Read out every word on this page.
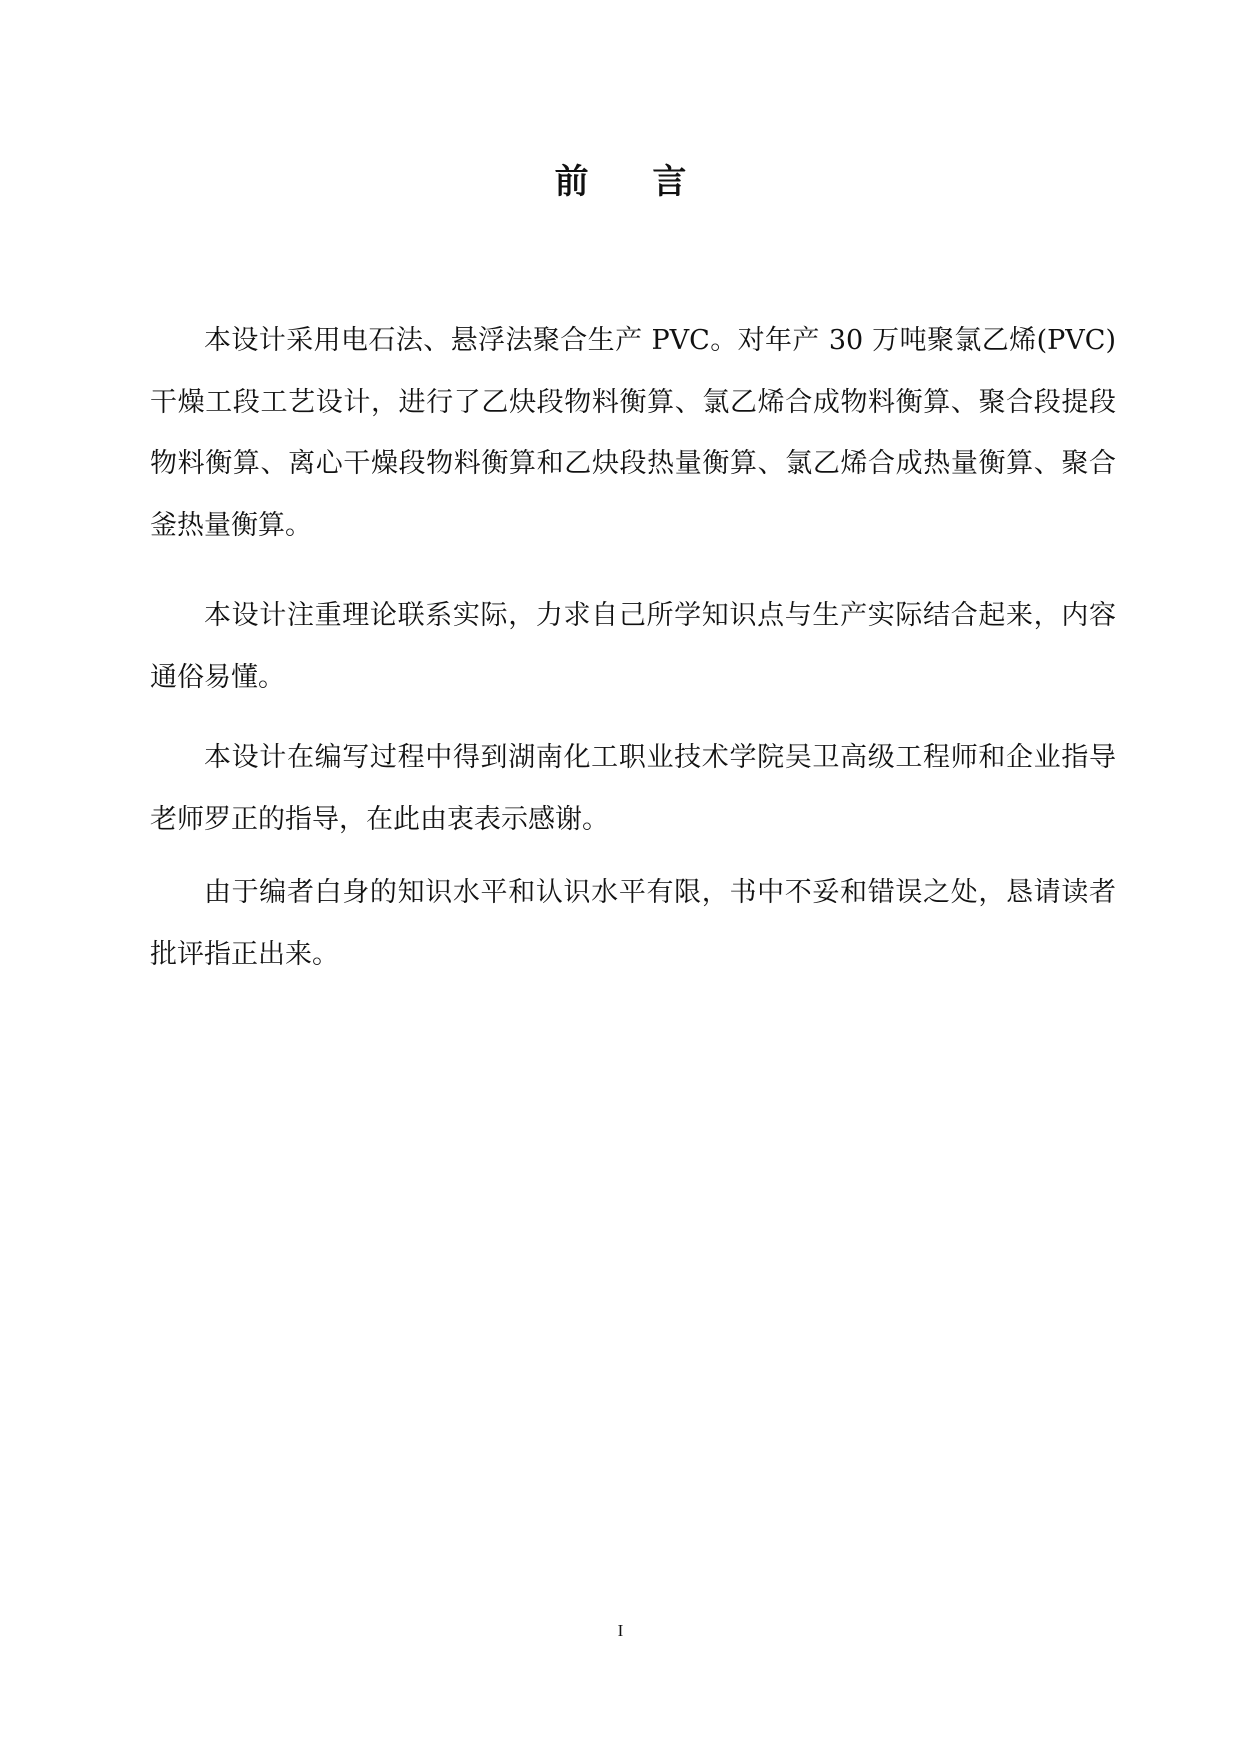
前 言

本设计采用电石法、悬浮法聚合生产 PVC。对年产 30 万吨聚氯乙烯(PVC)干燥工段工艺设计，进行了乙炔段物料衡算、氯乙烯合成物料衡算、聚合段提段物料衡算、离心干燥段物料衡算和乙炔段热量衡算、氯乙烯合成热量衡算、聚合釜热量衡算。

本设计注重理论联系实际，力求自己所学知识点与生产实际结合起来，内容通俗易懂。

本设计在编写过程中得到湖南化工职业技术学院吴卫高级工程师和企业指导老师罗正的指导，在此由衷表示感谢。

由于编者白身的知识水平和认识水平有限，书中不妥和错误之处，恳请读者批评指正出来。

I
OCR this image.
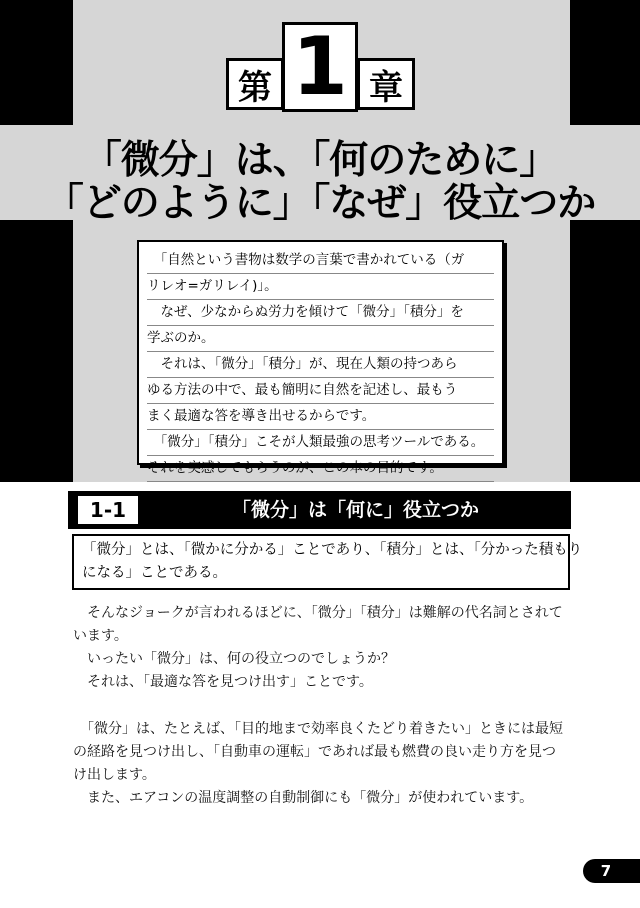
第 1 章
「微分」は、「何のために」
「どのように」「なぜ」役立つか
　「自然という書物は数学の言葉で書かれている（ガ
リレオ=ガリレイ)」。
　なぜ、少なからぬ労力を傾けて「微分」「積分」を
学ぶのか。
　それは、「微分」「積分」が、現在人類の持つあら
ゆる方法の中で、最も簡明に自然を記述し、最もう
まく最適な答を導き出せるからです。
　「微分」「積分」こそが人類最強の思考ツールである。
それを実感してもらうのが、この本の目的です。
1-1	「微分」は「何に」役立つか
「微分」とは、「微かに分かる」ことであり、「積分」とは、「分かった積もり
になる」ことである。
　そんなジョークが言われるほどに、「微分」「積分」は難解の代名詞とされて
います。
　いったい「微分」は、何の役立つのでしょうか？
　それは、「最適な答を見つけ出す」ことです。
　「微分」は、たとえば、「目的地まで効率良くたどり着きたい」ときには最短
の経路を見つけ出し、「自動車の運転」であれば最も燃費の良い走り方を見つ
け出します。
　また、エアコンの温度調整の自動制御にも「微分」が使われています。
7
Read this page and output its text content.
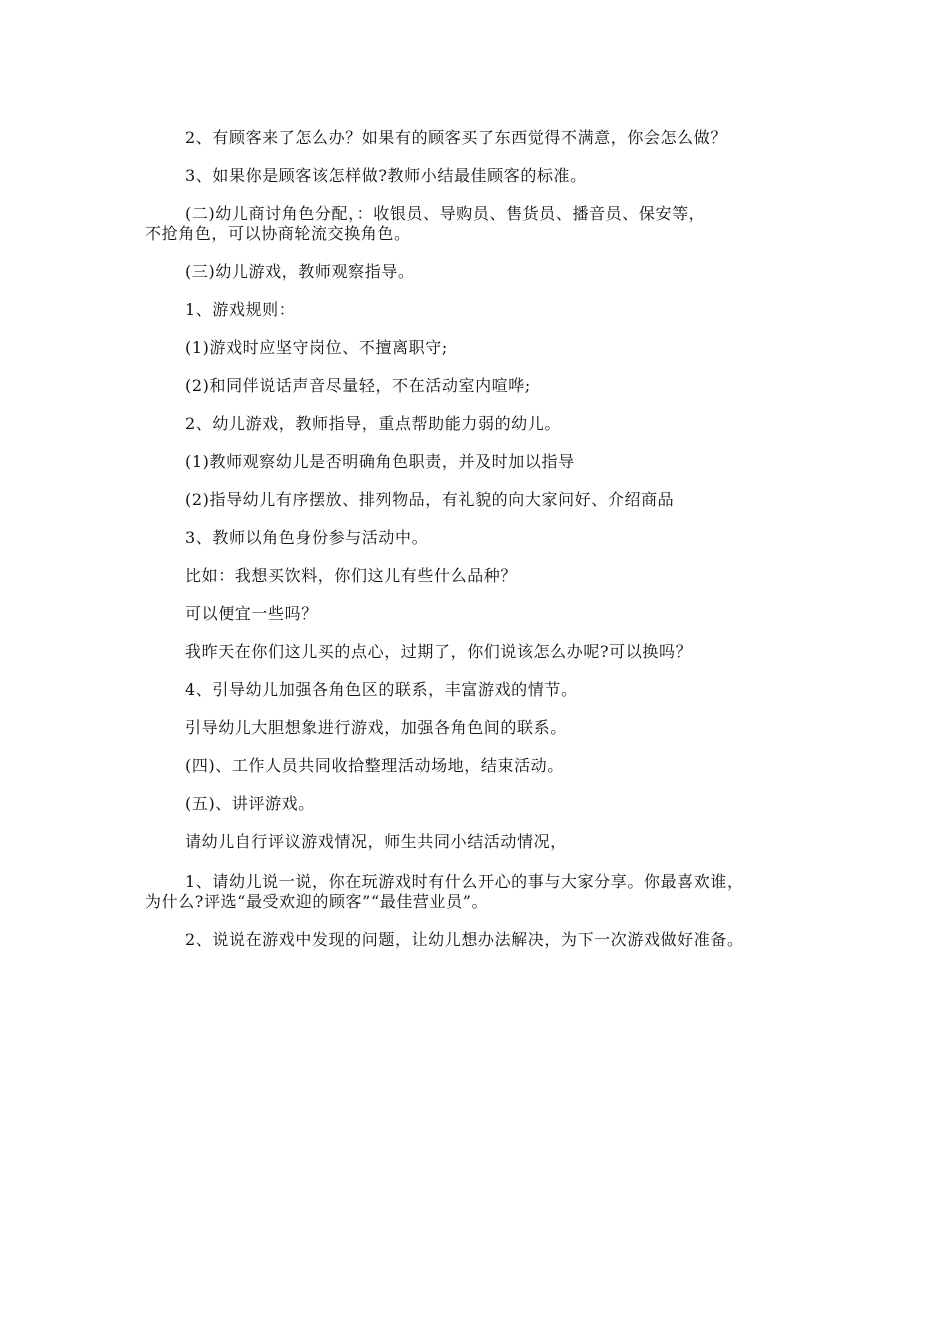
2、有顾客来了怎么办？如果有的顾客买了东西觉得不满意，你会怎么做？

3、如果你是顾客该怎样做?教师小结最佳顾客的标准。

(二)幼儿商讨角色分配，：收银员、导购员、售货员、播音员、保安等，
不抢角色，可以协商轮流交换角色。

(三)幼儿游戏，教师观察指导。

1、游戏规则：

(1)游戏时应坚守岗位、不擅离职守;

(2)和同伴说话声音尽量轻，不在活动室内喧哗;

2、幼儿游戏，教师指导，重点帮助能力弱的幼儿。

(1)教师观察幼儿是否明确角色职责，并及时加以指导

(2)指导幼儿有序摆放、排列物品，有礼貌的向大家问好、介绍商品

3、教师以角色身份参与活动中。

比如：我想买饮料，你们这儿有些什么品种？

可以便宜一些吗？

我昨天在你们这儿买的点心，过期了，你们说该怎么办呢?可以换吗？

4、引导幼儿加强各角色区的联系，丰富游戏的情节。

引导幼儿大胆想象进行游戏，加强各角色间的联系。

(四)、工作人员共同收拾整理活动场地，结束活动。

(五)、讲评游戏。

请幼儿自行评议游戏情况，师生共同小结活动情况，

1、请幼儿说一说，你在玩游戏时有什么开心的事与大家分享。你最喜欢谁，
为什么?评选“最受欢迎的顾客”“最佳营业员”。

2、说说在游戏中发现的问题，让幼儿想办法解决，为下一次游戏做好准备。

+++

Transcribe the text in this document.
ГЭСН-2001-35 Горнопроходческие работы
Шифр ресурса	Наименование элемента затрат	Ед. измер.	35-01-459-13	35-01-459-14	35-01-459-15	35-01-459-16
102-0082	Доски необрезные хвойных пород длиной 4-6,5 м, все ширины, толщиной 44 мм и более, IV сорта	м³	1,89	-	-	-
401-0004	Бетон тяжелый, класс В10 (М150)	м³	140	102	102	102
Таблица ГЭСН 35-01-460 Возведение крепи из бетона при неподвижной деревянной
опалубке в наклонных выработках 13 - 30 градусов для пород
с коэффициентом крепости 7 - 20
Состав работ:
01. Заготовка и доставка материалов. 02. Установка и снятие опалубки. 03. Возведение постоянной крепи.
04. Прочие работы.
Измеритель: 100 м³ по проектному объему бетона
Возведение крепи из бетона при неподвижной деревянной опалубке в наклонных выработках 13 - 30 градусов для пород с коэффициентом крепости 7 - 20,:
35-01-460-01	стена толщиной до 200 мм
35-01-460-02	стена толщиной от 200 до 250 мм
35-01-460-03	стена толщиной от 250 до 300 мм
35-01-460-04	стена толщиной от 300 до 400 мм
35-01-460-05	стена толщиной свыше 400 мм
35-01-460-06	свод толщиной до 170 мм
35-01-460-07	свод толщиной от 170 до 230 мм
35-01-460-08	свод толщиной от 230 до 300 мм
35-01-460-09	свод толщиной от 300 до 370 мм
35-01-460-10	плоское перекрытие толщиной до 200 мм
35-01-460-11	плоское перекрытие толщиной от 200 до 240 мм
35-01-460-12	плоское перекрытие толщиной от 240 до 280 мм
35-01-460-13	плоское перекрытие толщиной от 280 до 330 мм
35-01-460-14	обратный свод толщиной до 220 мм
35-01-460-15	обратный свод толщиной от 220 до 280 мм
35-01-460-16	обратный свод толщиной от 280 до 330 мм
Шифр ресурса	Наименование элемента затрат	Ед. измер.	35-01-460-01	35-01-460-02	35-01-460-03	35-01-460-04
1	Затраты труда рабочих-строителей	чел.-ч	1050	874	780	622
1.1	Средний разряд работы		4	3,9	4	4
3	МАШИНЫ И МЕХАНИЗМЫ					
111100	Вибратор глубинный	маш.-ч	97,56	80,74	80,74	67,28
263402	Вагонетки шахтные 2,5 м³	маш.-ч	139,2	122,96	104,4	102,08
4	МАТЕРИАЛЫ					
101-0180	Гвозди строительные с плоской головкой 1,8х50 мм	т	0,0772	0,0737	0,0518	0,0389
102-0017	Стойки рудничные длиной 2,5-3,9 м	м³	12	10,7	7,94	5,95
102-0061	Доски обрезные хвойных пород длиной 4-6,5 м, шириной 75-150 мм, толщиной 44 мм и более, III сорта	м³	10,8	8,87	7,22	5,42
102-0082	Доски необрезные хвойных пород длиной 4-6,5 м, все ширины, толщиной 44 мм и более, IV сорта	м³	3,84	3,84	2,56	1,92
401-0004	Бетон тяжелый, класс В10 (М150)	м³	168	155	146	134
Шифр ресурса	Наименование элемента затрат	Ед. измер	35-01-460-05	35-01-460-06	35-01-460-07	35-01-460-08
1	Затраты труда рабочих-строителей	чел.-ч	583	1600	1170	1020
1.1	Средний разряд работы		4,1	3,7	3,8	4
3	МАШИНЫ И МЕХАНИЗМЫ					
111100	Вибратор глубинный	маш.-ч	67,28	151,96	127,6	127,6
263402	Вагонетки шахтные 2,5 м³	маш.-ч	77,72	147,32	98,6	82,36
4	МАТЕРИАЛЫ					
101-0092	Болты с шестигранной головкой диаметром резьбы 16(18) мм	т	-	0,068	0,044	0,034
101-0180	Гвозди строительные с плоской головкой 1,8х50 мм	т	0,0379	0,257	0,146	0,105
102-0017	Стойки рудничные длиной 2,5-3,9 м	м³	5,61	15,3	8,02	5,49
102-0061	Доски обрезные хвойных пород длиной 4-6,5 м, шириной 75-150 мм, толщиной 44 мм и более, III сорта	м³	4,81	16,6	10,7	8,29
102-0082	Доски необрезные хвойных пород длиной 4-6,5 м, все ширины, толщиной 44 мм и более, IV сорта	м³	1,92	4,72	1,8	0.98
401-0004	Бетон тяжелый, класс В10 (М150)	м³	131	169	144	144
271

+++

SET EXERCISE
Read through the data and copy every line where "ресурса" shows up.

RIGHT ANSWER
Шифр ресурса	Наименование элемента затрат	Ед. измер.	35-01-459-13	35-01-459-14	35-01-459-15	35-01-459-16
Шифр ресурса	Наименование элемента затрат	Ед. измер.	35-01-460-01	35-01-460-02	35-01-460-03	35-01-460-04
Шифр ресурса	Наименование элемента затрат	Ед. измер	35-01-460-05	35-01-460-06	35-01-460-07	35-01-460-08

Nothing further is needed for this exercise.